Tuesday, February 2, 2010

Easy reading is damn hard writing. ~Nathaniel Hawthorne

The essay by Rohman and Wlecke begins wonderfully with what is perceived as the "problem" with educating English composition. The problem boils down to one word for these two scholars and that is "Quality" (216).
The quality in educating students in composition has been waning since the beginning of composition studies, and will continue to be a topic of discussion as long as it exists (ideally forever). With this in mind, on page 217 Rohman and Wlecke begin to provide solutions by first of all pointing out that there are two types of teaching -- one of which I will address: Expositional mode. This mode of teaching is teacher based which I believe is the best as the one person who truly understands what is occurring in the classroom is the one standing, giving direction, lectures, and organizing activities for the students be it elementary or graduate school. The article, however, recognizes that we all have weakness that is inherited as opposed to formed. These weaknesses, according to Rohman and Wlecke are unfixable, but I disagree.

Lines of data
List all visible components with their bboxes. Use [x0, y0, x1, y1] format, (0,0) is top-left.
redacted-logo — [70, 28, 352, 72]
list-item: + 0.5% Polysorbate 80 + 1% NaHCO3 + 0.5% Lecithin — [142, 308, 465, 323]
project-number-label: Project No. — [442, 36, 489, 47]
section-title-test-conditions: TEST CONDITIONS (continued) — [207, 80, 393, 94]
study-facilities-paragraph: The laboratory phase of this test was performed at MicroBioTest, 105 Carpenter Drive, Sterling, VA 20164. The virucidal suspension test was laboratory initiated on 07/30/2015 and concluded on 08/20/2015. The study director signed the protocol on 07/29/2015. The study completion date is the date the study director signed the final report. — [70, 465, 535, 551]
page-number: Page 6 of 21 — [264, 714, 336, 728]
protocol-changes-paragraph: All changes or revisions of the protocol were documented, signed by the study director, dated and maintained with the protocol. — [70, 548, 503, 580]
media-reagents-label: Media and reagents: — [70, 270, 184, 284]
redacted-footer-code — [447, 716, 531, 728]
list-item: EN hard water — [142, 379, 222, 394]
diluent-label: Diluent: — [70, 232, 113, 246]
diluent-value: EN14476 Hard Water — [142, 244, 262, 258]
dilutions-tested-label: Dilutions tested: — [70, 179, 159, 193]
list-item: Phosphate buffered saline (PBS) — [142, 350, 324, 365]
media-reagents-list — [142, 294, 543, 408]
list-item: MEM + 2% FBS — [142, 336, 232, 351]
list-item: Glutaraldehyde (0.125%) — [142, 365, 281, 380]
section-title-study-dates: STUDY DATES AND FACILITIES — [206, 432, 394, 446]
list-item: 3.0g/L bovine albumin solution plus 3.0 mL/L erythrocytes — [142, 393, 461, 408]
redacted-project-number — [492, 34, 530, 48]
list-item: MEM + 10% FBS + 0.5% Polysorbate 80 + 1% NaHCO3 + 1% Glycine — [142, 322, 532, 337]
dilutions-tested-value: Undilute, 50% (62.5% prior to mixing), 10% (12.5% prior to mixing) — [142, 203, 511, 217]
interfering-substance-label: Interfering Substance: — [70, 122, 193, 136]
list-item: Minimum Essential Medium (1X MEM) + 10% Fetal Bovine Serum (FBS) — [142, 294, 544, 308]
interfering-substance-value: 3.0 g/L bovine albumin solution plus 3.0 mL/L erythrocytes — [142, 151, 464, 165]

- **Exercises to complete**:
A. In the post on Rohman and Wlecke, condense the paragraph beginning "The quality in educating students" into a short bulleted list that keeps its main facts.
B. Reproduce the stretch of the post on Rohman and Wlecke from "The quality in" through "but I disagree.", word for word.

- **The responses**:
A.
- Quality in teaching composition has been declining since composition studies began and will stay under discussion as long as the field exists.
- On page 217, Rohman and Wlecke start offering solutions by identifying two types of teaching.
- The writer takes up one of them, the expositional mode, which is teacher based.
- The writer considers this mode the best, because the person leading the class, from elementary to graduate school, is the one who truly understands what happens there.
- The article holds that some weaknesses are inherited rather than formed, and Rohman and Wlecke call them unfixable.
- The writer disagrees that they cannot be fixed.

B.
The quality in educating students in composition has been waning since the beginning of composition studies, and will continue to be a topic of discussion as long as it exists (ideally forever). With this in mind, on page 217 Rohman and Wlecke begin to provide solutions by first of all pointing out that there are two types of teaching -- one of which I will address: Expositional mode. This mode of teaching is teacher based which I believe is the best as the one person who truly understands what is occurring in the classroom is the one standing, giving direction, lectures, and organizing activities for the students be it elementary or graduate school. The article, however, recognizes that we all have weakness that is inherited as opposed to formed. These weaknesses, according to Rohman and Wlecke are unfixable, but I disagree.